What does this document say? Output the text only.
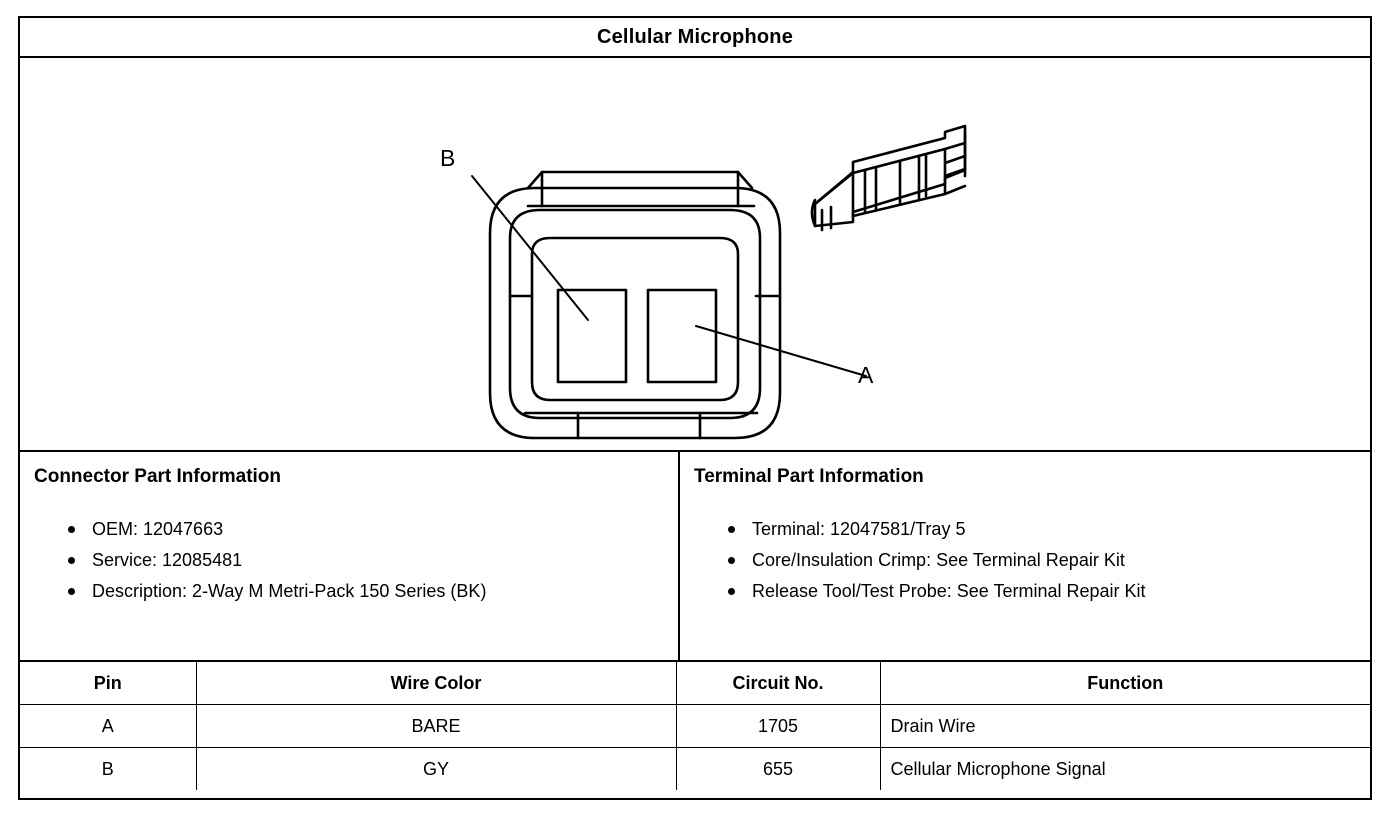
Cellular Microphone
B
A
Connector Part Information
OEM: 12047663
Service: 12085481
Description: 2-Way M Metri-Pack 150 Series (BK)
Terminal Part Information
Terminal: 12047581/Tray 5
Core/Insulation Crimp: See Terminal Repair Kit
Release Tool/Test Probe: See Terminal Repair Kit
Pin	Wire Color	Circuit No.	Function
A	BARE	1705	Drain Wire
B	GY	655	Cellular Microphone Signal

------------------------------------

Write out the material above again, word for word, minus its pictures.

What does this document say? Output the text only.
Cellular Microphone
B
A
Connector Part Information
OEM: 12047663
Service: 12085481
Description: 2-Way M Metri-Pack 150 Series (BK)
Terminal Part Information
Terminal: 12047581/Tray 5
Core/Insulation Crimp: See Terminal Repair Kit
Release Tool/Test Probe: See Terminal Repair Kit
Pin	Wire Color	Circuit No.	Function
A	BARE	1705	Drain Wire
B	GY	655	Cellular Microphone Signal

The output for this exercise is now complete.